EXERCISE MATERIAL.
══════════

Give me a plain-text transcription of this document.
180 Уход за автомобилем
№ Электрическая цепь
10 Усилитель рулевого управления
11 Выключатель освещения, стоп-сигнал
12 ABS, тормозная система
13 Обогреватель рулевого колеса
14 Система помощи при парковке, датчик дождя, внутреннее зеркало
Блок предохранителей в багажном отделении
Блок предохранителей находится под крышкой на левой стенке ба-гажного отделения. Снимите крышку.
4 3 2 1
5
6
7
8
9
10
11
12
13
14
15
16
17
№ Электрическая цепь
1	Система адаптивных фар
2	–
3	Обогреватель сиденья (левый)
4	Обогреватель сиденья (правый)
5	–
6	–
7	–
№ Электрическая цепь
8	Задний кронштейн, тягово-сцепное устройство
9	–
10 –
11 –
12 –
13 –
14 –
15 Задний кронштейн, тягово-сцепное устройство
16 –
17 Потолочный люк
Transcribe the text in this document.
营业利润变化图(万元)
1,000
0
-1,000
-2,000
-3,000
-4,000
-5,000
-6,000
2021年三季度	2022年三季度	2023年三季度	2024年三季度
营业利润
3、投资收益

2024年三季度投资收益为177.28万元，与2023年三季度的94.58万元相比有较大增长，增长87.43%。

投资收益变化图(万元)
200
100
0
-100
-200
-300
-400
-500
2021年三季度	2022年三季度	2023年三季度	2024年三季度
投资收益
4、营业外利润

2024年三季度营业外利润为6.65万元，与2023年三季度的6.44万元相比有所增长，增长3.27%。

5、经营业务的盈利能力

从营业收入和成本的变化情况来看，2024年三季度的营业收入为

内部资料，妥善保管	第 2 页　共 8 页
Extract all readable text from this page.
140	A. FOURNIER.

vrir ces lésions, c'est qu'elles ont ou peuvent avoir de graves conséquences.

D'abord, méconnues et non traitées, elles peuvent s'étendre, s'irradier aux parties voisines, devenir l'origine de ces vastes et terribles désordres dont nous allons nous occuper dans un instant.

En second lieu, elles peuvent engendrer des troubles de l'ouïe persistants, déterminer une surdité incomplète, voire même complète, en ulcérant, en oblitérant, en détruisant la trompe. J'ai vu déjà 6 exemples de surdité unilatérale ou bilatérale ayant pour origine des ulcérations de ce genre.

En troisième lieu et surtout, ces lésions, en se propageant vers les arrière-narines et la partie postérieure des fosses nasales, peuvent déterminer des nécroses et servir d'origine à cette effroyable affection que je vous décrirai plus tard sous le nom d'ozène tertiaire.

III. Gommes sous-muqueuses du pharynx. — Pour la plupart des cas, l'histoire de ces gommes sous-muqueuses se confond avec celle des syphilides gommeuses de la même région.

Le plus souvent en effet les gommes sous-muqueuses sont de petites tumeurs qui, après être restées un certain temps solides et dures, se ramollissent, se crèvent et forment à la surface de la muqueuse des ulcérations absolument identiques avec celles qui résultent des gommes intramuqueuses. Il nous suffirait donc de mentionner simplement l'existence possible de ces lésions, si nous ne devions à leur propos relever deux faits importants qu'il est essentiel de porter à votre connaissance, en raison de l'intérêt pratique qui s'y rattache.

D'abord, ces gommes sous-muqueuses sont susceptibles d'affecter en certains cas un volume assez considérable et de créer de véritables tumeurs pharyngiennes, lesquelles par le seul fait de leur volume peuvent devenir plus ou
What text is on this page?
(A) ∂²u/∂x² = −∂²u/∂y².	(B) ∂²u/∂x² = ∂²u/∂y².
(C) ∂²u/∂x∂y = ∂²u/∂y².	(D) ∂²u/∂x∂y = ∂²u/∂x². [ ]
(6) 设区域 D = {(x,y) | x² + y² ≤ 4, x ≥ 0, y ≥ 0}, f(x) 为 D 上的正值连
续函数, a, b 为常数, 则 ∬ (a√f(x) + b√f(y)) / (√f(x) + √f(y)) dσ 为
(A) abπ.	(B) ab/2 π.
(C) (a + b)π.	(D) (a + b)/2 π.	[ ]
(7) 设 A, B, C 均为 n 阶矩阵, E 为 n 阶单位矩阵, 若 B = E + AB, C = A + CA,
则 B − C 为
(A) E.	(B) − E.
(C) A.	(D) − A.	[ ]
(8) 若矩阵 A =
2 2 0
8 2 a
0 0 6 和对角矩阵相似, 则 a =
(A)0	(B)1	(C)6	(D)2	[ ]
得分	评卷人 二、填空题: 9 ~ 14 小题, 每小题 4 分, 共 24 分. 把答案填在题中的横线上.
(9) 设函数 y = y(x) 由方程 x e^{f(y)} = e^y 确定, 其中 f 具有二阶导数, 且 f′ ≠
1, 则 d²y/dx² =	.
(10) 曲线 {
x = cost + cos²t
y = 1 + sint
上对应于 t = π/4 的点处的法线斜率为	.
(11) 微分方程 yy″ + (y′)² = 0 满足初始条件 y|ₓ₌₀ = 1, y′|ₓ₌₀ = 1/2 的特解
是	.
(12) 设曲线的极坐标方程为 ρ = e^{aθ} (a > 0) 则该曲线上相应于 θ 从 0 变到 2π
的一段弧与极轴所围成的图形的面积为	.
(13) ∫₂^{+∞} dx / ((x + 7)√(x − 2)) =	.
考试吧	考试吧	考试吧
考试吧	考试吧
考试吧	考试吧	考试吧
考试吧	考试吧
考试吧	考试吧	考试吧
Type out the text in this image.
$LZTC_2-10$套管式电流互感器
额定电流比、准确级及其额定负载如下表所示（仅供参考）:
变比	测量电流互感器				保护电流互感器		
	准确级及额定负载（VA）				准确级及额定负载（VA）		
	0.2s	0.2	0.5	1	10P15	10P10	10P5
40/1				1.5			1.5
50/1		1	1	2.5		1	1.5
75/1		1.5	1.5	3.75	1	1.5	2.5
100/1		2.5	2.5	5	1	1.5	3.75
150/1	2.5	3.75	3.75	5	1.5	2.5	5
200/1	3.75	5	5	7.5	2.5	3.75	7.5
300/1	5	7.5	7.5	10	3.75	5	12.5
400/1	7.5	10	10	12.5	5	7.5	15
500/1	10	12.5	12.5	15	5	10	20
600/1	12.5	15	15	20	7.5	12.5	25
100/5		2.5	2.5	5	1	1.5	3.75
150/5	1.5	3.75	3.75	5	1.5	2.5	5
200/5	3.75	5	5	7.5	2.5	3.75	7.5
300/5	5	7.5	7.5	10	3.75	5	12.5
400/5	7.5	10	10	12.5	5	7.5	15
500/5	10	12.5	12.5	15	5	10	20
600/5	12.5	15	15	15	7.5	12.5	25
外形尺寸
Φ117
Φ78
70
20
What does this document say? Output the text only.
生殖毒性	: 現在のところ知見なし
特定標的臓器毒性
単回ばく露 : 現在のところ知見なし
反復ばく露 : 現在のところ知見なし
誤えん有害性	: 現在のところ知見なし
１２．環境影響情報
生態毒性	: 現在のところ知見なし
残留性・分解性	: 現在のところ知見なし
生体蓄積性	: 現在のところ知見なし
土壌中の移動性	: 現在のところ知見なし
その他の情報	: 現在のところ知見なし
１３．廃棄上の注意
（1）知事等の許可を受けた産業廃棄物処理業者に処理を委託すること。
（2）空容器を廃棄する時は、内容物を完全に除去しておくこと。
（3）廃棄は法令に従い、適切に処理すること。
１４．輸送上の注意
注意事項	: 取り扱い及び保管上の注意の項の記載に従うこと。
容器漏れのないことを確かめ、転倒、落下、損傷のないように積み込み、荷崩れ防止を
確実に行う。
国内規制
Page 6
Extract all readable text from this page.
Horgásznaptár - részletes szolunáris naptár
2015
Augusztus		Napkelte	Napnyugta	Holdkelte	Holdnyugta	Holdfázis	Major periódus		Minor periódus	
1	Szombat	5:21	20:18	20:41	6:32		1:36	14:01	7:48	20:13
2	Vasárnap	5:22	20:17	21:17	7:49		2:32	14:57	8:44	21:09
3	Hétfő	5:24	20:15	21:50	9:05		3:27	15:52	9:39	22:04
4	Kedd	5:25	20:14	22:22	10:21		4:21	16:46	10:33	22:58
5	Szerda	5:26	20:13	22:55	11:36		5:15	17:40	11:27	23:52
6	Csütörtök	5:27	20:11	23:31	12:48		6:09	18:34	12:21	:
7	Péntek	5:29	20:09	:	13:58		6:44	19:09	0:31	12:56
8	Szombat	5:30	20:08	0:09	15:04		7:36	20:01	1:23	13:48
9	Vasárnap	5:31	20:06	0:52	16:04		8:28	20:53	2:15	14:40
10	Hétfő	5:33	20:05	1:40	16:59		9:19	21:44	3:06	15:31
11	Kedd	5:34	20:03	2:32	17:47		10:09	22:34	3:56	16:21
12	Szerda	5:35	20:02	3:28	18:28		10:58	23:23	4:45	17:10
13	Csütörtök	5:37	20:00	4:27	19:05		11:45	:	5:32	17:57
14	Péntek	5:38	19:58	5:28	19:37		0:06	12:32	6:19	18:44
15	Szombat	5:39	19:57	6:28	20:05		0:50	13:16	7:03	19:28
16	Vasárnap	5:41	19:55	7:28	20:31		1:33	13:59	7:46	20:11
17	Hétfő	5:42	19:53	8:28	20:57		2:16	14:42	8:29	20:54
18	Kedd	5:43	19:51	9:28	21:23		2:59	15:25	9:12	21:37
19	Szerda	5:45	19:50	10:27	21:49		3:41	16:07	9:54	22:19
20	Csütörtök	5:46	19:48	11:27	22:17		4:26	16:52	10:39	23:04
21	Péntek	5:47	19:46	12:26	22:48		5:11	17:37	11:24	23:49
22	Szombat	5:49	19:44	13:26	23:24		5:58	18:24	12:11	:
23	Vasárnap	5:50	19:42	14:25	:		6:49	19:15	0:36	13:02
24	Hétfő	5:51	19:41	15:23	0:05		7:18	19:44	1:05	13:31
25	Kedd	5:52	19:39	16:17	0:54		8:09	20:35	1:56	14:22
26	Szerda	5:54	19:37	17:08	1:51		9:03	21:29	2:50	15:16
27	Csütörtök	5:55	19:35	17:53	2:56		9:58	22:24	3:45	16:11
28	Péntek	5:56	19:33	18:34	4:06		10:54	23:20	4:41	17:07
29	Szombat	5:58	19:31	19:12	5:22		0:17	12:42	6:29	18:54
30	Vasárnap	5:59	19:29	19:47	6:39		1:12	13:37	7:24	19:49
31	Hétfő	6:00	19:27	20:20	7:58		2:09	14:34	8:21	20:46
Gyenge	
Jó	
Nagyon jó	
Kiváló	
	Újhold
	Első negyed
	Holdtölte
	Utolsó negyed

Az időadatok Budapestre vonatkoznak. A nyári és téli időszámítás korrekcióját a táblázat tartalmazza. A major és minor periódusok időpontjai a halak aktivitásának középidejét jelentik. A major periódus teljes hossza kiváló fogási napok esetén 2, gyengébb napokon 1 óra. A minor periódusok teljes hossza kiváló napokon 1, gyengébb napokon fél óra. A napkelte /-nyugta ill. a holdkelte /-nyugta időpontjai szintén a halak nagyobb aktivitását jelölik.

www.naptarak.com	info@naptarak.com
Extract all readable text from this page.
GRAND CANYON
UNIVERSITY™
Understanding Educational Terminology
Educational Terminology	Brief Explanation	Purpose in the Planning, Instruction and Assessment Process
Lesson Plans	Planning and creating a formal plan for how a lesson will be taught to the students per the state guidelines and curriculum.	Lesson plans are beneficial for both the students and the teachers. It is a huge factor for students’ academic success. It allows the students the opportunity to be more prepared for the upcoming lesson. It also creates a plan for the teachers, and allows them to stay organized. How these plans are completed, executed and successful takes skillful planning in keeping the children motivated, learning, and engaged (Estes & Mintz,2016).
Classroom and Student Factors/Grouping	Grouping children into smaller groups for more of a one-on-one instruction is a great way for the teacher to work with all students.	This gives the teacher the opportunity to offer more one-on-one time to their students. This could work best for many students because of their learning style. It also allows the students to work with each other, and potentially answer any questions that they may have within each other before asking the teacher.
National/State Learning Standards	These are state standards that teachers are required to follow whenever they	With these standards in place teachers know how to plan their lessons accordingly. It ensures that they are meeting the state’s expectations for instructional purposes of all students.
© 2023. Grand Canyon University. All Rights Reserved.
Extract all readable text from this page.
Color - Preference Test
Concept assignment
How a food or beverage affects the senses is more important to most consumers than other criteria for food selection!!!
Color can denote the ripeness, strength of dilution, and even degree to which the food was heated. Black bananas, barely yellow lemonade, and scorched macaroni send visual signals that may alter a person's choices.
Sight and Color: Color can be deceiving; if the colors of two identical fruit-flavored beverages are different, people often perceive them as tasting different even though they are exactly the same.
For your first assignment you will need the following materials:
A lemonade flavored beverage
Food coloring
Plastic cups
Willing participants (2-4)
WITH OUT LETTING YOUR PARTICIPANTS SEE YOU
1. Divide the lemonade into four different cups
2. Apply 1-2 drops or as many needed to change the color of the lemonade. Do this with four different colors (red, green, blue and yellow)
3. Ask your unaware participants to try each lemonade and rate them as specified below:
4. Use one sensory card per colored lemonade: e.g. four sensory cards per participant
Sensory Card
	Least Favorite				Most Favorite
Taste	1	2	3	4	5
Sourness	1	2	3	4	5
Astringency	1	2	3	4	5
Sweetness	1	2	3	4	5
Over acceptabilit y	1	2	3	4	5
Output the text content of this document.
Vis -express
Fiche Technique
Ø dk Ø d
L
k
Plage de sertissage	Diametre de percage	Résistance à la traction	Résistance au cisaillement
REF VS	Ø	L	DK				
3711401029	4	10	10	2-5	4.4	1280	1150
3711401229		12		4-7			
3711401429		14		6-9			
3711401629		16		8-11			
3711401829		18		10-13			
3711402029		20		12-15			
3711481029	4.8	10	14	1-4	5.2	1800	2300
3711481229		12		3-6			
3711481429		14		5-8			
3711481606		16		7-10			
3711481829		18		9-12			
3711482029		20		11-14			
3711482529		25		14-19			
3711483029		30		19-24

══════════

TASK TO COMPLETE. Reproduce exactly the lines from the one with "Output the text content of this document." through the end of the entries above, both ends included.

OUTPUT BELOW.
Output the text content of this document.
Vis -express
Fiche Technique
Ø dk Ø d
L
k
Plage de sertissage	Diametre de percage	Résistance à la traction	Résistance au cisaillement
REF VS	Ø	L	DK				
3711401029	4	10	10	2-5	4.4	1280	1150
3711401229		12		4-7			
3711401429		14		6-9			
3711401629		16		8-11			
3711401829		18		10-13			
3711402029		20		12-15			
3711481029	4.8	10	14	1-4	5.2	1800	2300
3711481229		12		3-6			
3711481429		14		5-8			
3711481606		16		7-10			
3711481829		18		9-12			
3711482029		20		11-14			
3711482529		25		14-19			
3711483029		30		19-24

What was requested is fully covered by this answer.